### WORK INSTRUCTIONS
Of the lines in this listing, how many contain the word "title"? Give the number and nothing else.

### RECORDS FOR THE TASK
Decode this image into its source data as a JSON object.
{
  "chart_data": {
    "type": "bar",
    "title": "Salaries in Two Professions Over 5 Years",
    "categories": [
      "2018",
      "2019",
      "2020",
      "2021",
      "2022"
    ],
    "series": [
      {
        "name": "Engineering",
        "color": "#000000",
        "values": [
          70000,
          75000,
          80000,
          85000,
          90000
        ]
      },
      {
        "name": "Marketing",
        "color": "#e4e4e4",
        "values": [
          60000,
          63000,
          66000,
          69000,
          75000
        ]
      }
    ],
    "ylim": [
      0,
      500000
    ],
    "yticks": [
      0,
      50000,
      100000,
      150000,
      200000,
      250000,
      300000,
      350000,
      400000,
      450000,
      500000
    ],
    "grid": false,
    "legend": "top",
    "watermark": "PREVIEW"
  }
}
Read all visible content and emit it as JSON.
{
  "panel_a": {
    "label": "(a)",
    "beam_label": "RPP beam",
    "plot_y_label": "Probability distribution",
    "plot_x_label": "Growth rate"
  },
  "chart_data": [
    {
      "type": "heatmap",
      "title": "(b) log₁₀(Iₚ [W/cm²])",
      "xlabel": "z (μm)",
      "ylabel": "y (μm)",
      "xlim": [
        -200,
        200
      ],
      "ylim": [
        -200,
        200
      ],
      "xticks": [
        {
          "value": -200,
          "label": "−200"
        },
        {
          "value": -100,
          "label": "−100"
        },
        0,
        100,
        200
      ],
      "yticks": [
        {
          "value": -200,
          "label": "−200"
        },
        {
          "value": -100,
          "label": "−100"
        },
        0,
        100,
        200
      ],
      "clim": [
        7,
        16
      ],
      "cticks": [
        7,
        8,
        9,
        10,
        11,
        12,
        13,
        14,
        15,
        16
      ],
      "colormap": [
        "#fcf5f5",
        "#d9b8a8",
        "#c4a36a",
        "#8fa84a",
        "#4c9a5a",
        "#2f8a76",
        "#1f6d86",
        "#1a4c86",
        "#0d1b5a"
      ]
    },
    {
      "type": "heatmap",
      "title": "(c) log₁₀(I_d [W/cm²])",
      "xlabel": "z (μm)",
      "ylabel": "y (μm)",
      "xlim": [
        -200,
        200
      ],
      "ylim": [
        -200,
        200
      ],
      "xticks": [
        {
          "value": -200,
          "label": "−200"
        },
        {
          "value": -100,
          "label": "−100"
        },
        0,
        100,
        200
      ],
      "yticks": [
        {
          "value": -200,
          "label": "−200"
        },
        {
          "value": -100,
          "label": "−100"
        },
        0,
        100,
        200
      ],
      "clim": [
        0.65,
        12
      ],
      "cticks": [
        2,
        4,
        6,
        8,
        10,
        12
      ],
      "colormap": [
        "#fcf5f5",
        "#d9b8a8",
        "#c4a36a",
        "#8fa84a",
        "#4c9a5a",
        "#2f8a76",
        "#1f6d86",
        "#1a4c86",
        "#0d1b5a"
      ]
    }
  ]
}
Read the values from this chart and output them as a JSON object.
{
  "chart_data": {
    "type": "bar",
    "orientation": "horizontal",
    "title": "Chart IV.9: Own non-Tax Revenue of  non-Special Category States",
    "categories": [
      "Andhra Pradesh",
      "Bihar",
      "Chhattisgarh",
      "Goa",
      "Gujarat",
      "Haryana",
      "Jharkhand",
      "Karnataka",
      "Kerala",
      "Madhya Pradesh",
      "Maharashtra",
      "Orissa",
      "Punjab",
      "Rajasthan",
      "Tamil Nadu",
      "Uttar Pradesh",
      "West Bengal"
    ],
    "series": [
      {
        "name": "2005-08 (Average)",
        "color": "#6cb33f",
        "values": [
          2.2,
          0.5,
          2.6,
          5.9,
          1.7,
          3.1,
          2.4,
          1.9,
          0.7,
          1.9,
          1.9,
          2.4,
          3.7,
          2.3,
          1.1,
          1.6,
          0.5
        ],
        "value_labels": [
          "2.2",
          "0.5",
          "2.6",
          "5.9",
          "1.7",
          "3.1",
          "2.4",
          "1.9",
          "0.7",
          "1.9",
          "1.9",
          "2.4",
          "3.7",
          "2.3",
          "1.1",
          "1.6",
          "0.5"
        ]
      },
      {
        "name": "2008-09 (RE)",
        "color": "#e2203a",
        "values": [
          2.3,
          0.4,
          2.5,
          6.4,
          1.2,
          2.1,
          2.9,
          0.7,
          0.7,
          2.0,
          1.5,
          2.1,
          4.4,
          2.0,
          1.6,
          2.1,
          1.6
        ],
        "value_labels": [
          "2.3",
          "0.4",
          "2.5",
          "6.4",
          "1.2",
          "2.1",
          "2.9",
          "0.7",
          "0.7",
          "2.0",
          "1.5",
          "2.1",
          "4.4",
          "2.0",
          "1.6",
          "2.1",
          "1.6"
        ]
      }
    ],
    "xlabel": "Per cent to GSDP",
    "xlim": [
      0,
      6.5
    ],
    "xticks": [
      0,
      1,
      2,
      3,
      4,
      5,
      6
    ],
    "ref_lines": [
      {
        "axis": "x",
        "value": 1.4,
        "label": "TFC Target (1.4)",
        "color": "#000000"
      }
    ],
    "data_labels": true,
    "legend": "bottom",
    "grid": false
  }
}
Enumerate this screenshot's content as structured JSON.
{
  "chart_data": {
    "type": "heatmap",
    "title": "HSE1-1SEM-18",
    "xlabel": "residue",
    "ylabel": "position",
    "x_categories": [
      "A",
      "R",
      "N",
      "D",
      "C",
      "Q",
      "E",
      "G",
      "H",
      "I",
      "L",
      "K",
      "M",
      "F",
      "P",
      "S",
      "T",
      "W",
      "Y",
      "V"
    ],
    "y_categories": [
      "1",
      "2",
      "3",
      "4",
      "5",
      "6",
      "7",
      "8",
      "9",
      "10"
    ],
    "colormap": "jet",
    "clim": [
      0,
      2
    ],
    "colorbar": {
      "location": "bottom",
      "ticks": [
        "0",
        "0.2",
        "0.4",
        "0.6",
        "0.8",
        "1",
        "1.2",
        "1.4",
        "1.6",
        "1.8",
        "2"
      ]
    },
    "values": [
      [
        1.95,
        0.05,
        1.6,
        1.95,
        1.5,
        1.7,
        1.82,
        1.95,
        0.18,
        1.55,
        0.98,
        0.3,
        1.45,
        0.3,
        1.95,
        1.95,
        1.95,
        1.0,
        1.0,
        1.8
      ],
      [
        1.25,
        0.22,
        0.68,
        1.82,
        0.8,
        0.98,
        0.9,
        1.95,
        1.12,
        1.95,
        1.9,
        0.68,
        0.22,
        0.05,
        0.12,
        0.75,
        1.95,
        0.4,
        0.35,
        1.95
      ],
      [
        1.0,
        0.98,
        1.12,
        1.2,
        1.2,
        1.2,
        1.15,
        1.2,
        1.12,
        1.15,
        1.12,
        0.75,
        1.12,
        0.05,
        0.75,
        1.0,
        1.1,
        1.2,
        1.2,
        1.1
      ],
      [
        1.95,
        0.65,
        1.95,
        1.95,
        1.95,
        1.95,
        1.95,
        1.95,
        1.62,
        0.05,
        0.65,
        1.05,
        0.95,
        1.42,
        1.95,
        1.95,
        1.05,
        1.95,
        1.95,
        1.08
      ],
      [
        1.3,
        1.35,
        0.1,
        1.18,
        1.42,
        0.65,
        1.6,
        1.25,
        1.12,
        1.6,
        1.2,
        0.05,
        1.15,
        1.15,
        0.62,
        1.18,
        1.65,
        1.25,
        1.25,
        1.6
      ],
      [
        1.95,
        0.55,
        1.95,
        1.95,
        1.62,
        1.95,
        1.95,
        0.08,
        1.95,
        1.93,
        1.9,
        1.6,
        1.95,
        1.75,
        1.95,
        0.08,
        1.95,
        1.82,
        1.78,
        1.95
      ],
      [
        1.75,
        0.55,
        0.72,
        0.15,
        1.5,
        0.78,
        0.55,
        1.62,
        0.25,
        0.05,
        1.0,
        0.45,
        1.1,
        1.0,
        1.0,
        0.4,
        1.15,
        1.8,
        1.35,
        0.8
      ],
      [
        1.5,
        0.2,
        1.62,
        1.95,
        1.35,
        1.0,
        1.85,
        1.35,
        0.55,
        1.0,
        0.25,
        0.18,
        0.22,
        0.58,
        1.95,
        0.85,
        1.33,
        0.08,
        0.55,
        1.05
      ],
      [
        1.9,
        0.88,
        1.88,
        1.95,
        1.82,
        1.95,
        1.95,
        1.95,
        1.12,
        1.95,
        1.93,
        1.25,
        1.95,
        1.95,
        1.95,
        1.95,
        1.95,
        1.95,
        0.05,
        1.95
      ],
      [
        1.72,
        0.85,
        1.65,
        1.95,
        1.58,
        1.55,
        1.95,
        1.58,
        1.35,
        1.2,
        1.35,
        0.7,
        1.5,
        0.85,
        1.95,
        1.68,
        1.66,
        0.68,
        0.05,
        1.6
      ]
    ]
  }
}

### FINISHED EXERCISE
5